Stored rows ▸

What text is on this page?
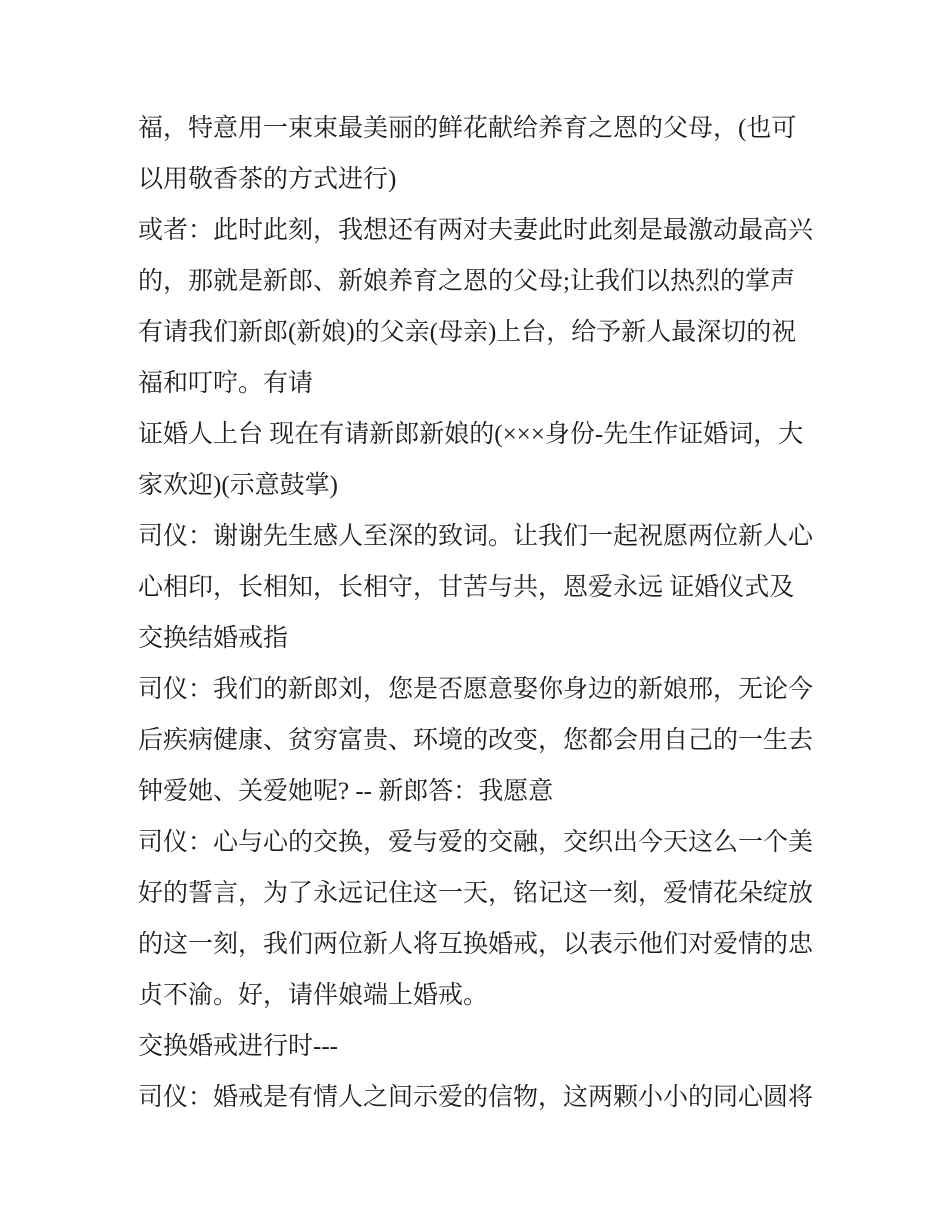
福，特意用一束束最美丽的鲜花献给养育之恩的父母，(也可
以用敬香茶的方式进行)
或者：此时此刻，我想还有两对夫妻此时此刻是最激动最高兴
的，那就是新郎、新娘养育之恩的父母;让我们以热烈的掌声
有请我们新郎(新娘)的父亲(母亲)上台，给予新人最深切的祝
福和叮咛。有请
证婚人上台 现在有请新郎新娘的(×××身份-先生作证婚词，大
家欢迎)(示意鼓掌)
司仪：谢谢先生感人至深的致词。让我们一起祝愿两位新人心
心相印，长相知，长相守，甘苦与共，恩爱永远 证婚仪式及
交换结婚戒指
司仪：我们的新郎刘，您是否愿意娶你身边的新娘邢，无论今
后疾病健康、贫穷富贵、环境的改变，您都会用自己的一生去
钟爱她、关爱她呢? -- 新郎答：我愿意
司仪：心与心的交换，爱与爱的交融，交织出今天这么一个美
好的誓言，为了永远记住这一天，铭记这一刻，爱情花朵绽放
的这一刻，我们两位新人将互换婚戒，以表示他们对爱情的忠
贞不渝。好，请伴娘端上婚戒。
交换婚戒进行时---
司仪：婚戒是有情人之间示爱的信物，这两颗小小的同心圆将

Set problem ▸
Keep the pictures out of the copy and return the rest of the data above exactly.

Full answer ▸
What text is on this page?
福，特意用一束束最美丽的鲜花献给养育之恩的父母，(也可
以用敬香茶的方式进行)
或者：此时此刻，我想还有两对夫妻此时此刻是最激动最高兴
的，那就是新郎、新娘养育之恩的父母;让我们以热烈的掌声
有请我们新郎(新娘)的父亲(母亲)上台，给予新人最深切的祝
福和叮咛。有请
证婚人上台 现在有请新郎新娘的(×××身份-先生作证婚词，大
家欢迎)(示意鼓掌)
司仪：谢谢先生感人至深的致词。让我们一起祝愿两位新人心
心相印，长相知，长相守，甘苦与共，恩爱永远 证婚仪式及
交换结婚戒指
司仪：我们的新郎刘，您是否愿意娶你身边的新娘邢，无论今
后疾病健康、贫穷富贵、环境的改变，您都会用自己的一生去
钟爱她、关爱她呢? -- 新郎答：我愿意
司仪：心与心的交换，爱与爱的交融，交织出今天这么一个美
好的誓言，为了永远记住这一天，铭记这一刻，爱情花朵绽放
的这一刻，我们两位新人将互换婚戒，以表示他们对爱情的忠
贞不渝。好，请伴娘端上婚戒。
交换婚戒进行时---
司仪：婚戒是有情人之间示爱的信物，这两颗小小的同心圆将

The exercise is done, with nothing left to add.